→ **TASK DESCRIPTION**:
Copy each line below that includes "specific".

→ **DATA SUPPLIED**:
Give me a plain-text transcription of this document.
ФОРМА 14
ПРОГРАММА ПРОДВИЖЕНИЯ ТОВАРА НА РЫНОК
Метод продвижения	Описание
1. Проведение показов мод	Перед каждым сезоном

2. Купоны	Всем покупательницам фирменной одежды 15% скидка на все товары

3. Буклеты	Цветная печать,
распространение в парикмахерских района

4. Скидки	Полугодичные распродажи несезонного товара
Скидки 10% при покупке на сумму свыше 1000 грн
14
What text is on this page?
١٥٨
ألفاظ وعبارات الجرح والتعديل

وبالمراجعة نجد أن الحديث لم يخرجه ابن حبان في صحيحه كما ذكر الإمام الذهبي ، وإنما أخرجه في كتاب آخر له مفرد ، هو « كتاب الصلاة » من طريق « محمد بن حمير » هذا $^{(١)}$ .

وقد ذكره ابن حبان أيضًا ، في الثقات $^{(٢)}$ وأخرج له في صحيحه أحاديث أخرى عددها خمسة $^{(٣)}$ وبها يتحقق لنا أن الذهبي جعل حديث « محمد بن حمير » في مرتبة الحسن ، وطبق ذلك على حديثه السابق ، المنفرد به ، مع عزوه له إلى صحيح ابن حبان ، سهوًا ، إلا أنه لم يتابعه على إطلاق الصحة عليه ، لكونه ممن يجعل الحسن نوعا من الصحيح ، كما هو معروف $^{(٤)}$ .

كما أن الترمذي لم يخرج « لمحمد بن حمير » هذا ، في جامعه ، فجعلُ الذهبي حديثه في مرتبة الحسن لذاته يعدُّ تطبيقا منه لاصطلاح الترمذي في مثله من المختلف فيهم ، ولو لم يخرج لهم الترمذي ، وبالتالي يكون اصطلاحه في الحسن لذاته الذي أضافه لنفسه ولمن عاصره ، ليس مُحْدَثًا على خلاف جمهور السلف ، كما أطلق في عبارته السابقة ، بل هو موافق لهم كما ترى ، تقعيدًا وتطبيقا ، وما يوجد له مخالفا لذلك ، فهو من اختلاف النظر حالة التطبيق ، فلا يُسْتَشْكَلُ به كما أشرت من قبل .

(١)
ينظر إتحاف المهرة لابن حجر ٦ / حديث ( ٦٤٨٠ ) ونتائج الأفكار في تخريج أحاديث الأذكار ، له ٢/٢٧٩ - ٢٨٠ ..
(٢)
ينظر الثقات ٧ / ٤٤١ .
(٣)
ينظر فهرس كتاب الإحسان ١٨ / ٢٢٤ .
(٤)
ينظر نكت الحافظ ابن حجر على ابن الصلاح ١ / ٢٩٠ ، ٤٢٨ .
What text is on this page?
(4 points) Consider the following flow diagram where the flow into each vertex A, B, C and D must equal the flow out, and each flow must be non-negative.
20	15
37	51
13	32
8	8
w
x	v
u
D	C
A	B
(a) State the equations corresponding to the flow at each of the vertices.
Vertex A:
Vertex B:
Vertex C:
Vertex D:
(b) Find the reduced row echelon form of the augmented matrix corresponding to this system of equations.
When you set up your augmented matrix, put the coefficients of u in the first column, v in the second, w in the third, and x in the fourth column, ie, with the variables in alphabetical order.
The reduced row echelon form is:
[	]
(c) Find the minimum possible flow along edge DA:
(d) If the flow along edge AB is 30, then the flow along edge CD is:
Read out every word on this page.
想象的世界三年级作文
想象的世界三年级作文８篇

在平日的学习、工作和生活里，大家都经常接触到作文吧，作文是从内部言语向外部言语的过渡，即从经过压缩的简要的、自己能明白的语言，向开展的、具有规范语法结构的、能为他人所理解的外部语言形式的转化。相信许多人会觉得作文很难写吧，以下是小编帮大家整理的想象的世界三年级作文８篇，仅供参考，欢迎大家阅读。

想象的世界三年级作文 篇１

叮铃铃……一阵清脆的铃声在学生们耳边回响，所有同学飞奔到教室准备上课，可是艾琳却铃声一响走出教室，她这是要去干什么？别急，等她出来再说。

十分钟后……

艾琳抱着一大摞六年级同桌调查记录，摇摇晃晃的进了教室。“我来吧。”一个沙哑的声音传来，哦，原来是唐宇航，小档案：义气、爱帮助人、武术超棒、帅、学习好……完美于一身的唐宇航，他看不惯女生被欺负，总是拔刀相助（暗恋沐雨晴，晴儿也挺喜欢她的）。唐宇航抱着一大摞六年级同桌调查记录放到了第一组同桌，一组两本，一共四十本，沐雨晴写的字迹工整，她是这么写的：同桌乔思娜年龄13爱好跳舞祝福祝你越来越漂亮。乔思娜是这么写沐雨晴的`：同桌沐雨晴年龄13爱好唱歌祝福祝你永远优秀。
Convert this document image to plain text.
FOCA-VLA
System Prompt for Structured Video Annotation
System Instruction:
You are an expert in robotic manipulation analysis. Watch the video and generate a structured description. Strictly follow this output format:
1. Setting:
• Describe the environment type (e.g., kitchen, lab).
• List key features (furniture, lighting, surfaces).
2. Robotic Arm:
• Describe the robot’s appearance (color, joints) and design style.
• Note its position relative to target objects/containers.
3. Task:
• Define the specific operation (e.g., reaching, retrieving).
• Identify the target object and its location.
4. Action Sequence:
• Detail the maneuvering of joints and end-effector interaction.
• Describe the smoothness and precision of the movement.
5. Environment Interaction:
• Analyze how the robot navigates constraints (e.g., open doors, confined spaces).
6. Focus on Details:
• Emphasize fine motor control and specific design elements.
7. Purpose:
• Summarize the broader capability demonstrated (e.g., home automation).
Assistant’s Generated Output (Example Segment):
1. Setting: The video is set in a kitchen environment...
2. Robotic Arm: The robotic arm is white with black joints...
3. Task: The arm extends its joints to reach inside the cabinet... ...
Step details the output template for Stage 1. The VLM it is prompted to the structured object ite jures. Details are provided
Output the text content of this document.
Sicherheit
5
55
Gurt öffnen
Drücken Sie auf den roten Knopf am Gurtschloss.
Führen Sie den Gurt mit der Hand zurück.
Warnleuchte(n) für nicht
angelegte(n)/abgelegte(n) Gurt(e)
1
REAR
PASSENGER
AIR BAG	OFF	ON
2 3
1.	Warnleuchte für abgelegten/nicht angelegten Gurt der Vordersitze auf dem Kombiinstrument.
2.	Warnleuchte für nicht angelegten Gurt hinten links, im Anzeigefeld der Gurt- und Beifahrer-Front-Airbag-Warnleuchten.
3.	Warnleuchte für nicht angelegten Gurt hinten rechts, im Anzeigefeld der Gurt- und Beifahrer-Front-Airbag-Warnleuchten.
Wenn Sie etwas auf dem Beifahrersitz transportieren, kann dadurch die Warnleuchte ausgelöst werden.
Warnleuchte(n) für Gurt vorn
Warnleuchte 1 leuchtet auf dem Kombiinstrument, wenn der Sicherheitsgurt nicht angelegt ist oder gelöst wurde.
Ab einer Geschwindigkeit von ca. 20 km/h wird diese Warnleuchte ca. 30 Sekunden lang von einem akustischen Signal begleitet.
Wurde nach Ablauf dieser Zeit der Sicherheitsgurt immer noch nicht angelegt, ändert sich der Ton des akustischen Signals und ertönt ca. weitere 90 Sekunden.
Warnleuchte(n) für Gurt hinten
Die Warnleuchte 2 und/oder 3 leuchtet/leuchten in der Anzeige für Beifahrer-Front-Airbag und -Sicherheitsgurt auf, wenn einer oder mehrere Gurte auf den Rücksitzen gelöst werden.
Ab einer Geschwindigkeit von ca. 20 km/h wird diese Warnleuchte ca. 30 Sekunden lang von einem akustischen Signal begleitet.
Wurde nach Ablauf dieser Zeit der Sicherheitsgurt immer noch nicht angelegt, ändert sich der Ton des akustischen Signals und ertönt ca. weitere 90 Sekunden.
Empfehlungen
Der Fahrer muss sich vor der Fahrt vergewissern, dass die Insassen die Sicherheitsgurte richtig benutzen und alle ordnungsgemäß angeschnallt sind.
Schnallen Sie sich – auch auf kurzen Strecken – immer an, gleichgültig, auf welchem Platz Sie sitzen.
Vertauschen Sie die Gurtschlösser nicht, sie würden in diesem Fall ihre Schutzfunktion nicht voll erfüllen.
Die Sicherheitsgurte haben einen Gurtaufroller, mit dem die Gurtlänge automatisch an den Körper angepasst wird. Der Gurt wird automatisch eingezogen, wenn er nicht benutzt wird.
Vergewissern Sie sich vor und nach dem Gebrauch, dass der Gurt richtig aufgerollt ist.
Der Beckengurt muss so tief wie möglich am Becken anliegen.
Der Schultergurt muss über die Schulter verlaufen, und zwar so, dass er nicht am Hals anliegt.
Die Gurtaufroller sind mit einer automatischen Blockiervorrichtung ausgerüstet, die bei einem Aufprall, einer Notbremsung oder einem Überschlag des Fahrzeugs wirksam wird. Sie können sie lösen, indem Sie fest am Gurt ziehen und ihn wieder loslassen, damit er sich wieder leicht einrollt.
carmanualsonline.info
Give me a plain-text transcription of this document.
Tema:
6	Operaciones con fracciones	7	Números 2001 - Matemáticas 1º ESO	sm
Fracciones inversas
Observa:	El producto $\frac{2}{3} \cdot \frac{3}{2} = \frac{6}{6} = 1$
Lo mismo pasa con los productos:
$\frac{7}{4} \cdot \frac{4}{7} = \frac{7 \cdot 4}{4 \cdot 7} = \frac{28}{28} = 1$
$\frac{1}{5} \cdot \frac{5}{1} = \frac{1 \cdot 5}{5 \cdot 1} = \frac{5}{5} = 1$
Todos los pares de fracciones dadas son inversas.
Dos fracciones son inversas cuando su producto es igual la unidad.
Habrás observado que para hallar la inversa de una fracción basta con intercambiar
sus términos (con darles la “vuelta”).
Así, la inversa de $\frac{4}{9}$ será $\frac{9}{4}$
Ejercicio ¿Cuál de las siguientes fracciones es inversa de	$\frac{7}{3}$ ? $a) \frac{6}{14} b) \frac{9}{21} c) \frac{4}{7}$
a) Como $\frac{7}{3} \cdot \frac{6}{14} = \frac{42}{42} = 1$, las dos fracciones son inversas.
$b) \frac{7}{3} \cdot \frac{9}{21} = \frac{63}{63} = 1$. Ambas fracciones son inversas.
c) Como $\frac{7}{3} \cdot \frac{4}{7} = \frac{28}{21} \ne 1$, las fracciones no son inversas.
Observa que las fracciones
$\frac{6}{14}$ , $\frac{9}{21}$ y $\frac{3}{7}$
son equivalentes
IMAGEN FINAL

→ **THE OUTPUT**:
• Define the specific operation (e.g., reaching, retrieving).
• Emphasize fine motor control and specific design elements.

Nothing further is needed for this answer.